#### [Exercise material]
>>>
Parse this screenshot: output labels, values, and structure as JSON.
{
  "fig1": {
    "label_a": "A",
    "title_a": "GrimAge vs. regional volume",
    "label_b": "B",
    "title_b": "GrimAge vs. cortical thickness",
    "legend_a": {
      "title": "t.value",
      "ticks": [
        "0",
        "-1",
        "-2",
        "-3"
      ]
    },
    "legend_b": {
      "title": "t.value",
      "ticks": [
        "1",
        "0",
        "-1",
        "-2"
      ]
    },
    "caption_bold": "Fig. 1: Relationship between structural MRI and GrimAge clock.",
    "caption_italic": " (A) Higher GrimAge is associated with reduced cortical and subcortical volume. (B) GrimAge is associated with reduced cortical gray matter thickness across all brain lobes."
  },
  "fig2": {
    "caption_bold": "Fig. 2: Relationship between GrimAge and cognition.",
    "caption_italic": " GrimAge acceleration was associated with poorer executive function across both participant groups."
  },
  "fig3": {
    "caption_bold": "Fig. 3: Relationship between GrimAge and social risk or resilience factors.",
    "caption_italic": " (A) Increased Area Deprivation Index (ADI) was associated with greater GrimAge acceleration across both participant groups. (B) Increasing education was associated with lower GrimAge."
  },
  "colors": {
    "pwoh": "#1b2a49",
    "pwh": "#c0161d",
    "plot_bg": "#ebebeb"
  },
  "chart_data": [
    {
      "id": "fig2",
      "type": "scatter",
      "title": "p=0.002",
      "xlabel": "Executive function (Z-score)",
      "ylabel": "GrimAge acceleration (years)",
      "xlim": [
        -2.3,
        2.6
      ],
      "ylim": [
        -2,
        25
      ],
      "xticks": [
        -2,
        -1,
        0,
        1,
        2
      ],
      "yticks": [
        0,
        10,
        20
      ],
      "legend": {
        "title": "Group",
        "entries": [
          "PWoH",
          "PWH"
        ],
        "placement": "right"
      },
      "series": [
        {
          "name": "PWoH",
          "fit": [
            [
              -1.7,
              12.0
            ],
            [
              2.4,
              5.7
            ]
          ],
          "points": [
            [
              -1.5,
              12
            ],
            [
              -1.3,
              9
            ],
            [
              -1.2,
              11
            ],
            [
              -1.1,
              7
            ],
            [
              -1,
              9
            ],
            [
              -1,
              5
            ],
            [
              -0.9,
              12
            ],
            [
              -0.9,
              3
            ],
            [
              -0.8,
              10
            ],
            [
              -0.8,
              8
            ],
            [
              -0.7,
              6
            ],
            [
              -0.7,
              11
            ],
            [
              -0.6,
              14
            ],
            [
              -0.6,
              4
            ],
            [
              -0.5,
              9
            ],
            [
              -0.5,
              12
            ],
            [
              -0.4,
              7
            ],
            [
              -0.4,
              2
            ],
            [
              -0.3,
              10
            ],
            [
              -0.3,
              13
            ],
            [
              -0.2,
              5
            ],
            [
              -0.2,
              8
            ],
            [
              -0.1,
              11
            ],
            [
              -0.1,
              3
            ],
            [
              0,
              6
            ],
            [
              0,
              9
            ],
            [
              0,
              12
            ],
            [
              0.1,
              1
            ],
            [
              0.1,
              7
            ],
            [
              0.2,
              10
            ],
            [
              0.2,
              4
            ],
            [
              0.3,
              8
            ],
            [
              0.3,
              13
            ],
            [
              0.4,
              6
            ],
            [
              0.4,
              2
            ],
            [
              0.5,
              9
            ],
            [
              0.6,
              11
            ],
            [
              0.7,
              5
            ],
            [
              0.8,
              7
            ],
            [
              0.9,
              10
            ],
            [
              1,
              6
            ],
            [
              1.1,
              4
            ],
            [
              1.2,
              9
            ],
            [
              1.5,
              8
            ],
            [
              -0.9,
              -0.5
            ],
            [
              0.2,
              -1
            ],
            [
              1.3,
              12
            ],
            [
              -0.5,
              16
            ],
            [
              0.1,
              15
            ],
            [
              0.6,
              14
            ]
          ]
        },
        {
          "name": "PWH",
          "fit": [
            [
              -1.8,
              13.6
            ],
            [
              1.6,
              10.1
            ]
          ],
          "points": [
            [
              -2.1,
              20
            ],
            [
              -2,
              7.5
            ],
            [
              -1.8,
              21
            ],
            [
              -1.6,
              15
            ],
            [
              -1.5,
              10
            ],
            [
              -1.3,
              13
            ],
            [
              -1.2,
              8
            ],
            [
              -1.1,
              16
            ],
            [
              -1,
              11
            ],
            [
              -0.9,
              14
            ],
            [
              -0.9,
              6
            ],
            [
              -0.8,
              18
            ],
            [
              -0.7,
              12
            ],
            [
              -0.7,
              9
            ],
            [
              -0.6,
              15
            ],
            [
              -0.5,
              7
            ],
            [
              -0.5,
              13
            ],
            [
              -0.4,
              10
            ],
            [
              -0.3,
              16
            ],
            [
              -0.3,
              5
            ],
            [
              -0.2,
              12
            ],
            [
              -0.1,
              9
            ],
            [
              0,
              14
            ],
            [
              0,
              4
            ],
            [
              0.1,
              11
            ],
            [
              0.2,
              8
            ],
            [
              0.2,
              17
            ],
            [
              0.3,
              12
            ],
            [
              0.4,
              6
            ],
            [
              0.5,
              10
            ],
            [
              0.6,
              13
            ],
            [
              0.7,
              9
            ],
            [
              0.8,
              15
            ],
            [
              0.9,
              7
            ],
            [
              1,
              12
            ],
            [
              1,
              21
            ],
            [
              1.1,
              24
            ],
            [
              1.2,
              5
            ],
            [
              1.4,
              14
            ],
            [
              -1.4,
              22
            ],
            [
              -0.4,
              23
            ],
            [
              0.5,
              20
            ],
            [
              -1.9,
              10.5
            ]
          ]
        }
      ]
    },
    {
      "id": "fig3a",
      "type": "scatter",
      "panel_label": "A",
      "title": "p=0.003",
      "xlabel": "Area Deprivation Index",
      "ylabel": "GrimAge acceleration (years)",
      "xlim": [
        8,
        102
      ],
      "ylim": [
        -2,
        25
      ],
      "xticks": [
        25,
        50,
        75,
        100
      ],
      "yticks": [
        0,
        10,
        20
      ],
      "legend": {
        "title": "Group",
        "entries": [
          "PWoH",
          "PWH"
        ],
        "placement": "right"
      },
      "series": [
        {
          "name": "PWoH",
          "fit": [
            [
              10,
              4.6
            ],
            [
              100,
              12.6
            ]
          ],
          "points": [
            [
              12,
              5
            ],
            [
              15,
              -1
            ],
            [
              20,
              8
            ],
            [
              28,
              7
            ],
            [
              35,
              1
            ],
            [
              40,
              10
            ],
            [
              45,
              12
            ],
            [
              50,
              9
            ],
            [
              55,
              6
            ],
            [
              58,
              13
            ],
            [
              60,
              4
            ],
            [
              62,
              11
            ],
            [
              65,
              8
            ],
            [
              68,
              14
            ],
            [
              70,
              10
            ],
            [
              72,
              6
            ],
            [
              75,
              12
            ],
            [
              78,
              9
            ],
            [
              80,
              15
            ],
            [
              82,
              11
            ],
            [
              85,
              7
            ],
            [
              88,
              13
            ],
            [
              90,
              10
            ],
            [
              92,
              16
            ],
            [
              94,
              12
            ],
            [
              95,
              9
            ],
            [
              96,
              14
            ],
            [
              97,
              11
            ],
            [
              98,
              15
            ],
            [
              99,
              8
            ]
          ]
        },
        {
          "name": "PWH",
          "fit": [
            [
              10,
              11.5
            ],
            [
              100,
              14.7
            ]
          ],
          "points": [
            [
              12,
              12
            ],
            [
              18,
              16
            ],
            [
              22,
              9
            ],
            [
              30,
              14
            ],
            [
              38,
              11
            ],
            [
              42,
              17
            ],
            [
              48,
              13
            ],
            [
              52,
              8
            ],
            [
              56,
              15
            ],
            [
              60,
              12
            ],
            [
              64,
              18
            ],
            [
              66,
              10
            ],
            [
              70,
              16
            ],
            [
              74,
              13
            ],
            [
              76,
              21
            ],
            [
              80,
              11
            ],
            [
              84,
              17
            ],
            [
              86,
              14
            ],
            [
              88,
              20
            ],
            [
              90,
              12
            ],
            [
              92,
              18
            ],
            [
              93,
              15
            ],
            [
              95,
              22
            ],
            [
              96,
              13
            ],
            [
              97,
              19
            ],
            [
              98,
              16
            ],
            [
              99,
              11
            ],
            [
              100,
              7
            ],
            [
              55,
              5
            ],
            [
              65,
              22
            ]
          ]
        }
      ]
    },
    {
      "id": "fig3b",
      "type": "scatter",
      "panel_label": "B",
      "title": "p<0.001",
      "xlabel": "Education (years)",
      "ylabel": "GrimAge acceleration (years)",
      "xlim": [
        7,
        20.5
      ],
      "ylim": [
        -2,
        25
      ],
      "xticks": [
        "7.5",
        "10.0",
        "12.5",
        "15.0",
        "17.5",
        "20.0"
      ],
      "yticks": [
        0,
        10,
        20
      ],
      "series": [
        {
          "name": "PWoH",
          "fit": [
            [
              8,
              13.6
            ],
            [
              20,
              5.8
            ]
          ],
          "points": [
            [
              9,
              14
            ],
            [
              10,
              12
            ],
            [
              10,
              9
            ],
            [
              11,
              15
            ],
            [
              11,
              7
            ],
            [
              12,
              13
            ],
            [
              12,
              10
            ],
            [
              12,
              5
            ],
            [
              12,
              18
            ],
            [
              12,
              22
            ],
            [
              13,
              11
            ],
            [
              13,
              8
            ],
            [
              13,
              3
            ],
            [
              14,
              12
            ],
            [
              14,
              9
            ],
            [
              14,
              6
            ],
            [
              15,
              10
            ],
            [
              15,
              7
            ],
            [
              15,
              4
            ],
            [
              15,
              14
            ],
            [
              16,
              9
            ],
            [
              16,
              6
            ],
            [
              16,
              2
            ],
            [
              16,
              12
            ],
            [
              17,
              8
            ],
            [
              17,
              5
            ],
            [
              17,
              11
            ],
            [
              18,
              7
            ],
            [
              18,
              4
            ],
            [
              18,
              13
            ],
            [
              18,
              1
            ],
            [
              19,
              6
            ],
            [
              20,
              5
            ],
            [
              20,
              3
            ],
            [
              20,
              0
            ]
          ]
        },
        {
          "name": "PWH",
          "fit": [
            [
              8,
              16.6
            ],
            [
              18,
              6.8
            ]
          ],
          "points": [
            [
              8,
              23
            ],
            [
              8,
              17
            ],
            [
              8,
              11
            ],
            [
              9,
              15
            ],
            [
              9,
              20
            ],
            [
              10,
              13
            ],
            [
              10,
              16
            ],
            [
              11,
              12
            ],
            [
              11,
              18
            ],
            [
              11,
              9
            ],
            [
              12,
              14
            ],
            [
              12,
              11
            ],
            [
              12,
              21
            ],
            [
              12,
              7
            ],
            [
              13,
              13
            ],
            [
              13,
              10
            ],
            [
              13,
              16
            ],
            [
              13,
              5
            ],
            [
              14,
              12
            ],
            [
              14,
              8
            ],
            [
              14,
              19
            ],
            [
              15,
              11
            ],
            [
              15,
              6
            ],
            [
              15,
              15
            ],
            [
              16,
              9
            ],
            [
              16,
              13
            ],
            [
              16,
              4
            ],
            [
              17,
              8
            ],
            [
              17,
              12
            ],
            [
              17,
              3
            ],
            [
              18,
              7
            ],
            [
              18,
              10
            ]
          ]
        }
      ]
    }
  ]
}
<<<
#### [Exercise]
Gather all lines from the records above in which "with" appears.

#### [Solution below]
    "caption_italic": " (A) Higher GrimAge is associated with reduced cortical and subcortical volume. (B) GrimAge is associated with reduced cortical gray matter thickness across all brain lobes."
    "caption_italic": " GrimAge acceleration was associated with poorer executive function across both participant groups."
    "caption_italic": " (A) Increased Area Deprivation Index (ADI) was associated with greater GrimAge acceleration across both participant groups. (B) Increasing education was associated with lower GrimAge."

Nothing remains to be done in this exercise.